• Given passage
——
Episode audio and synced transcript are available via Descript here.

Bridgétt Rangel Rexford: Hello and welcome to Art RADIO. Art RADIO is a podcast hosted by the Siskiyou County Arts Council located in northern California on the land of the Achomawi, Karuk, Klamath, Konomihu, Modoc, Okwanuchu, Pit River, Northern Wintu, Shasta, Winnemem Wintu tribes. We offer recognition and respect to these tribes and all others as we connect on Native land.

With Art RADIO, we aim to uplift the creative voices of the county through this podcast medium. With the geographical landscape being a large challenge of connecting with each other, the podcast radio waves will be the connecting thread. Our priority at the Siskiyou County Arts Council is to cultivate strong and creative communities in Siskiyou County because we believe the arts are a societal cornerstone that celebrates diverse cultures and a shared history.

To keep up with grant opportunities or our projects such as the art cart, subscribe to our newsletter by visiting our website siskiyouarts.org. S I S K I Y O U A R T S .ORG. Thanks again for listening to Art RADIO; have a creative day!
——
• Stored data entries
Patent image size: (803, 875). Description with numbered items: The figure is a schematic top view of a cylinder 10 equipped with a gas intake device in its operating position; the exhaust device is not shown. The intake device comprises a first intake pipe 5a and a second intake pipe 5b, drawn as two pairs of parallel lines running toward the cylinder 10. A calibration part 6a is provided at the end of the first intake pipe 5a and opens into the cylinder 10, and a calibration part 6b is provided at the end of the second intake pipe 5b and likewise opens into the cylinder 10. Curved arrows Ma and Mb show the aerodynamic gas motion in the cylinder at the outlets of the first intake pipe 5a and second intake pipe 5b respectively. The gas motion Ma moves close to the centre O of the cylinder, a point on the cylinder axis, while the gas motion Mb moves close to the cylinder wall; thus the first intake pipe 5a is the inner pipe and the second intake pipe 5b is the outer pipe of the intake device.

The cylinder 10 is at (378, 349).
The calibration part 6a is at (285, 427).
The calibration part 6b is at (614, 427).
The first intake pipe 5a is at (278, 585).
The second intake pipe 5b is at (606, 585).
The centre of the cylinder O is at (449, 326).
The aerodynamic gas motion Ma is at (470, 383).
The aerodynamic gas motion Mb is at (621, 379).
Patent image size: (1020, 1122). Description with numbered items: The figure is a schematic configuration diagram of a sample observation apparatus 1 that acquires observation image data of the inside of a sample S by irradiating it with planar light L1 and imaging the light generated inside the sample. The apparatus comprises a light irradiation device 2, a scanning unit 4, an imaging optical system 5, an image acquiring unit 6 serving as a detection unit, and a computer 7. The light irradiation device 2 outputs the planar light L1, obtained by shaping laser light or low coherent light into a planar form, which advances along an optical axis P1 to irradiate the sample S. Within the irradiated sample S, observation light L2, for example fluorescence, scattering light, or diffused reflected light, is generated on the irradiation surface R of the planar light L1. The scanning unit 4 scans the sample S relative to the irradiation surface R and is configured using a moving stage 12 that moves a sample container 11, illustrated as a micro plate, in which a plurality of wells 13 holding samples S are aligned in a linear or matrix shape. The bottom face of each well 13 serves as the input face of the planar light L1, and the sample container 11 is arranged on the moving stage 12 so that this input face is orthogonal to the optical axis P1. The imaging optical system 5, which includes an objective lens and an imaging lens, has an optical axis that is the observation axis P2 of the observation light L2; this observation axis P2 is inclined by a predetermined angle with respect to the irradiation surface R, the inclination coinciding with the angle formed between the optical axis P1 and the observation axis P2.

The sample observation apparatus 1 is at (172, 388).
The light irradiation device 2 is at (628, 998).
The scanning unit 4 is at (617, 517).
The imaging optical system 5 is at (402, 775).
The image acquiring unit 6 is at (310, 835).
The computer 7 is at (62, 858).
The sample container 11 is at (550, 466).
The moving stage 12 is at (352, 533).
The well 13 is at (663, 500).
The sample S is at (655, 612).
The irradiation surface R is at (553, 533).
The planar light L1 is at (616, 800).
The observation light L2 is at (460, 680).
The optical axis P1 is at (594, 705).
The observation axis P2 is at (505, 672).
——
• Apply what you read
**A)** Which organization hosts Art RADIO, according to the podcast introduction?
**B)** Condense the paragraph of the podcast introduction that begins "With Art RADIO, we aim" into a short list that keeps its main facts.
**C)** Reproduce the part of the podcast introduction from "Bridgétt Rangel Rexford: Hello" to "a shared history.".
The stored data entries are separate material from the podcast introduction.

• Responses per task
**A)** The Siskiyou County Arts Council.

**B)**
- Art RADIO aims to uplift the creative voices of the county through podcasting.
- Because the geographical landscape makes connecting difficult, the podcast will serve as the connecting thread.
- The Siskiyou County Arts Council's priority is to cultivate strong, creative communities in Siskiyou County.
- The council holds that the arts are a societal cornerstone celebrating diverse cultures and a shared history.

**C)**
Bridgétt Rangel Rexford: Hello and welcome to Art RADIO. Art RADIO is a podcast hosted by the Siskiyou County Arts Council located in northern California on the land of the Achomawi, Karuk, Klamath, Konomihu, Modoc, Okwanuchu, Pit River, Northern Wintu, Shasta, Winnemem Wintu tribes. We offer recognition and respect to these tribes and all others as we connect on Native land.

With Art RADIO, we aim to uplift the creative voices of the county through this podcast medium. With the geographical landscape being a large challenge of connecting with each other, the podcast radio waves will be the connecting thread. Our priority at the Siskiyou County Arts Council is to cultivate strong and creative communities in Siskiyou County because we believe the arts are a societal cornerstone that celebrates diverse cultures and a shared history.